> [WORK TO COMPLETE]:
Below is a listing. Gather each line of it that contains "text".
--- START OF DATASET EXTRACT ---
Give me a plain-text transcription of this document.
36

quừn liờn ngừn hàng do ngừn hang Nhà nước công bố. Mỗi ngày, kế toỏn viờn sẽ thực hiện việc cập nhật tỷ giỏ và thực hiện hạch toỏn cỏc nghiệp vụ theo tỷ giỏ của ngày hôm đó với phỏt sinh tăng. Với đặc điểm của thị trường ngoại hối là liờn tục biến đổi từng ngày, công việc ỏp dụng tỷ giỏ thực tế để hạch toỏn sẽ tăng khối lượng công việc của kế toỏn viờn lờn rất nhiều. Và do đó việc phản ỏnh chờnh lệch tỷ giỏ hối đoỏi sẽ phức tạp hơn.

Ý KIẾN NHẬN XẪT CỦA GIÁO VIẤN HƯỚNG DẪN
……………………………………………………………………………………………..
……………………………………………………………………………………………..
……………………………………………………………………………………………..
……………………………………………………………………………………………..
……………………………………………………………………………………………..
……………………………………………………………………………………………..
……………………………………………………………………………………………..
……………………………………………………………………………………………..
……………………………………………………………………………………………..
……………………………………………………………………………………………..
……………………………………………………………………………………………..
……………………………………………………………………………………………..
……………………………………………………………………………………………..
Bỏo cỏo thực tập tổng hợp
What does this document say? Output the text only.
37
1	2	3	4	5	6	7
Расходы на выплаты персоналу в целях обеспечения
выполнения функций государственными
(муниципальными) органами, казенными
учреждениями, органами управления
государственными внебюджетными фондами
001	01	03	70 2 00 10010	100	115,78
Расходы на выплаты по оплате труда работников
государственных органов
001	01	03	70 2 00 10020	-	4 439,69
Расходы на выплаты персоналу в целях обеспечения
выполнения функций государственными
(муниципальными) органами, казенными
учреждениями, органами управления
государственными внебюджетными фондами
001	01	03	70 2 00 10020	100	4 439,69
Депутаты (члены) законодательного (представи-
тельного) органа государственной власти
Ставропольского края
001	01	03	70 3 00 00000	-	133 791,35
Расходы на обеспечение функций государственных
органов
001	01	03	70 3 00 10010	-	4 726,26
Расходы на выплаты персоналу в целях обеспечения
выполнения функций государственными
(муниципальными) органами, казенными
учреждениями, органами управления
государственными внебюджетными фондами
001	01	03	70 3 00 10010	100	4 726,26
--- END OF DATASET EXTRACT ---
> [CORRECT OUTPUT]:
Give me a plain-text transcription of this document.
What does this document say? Output the text only.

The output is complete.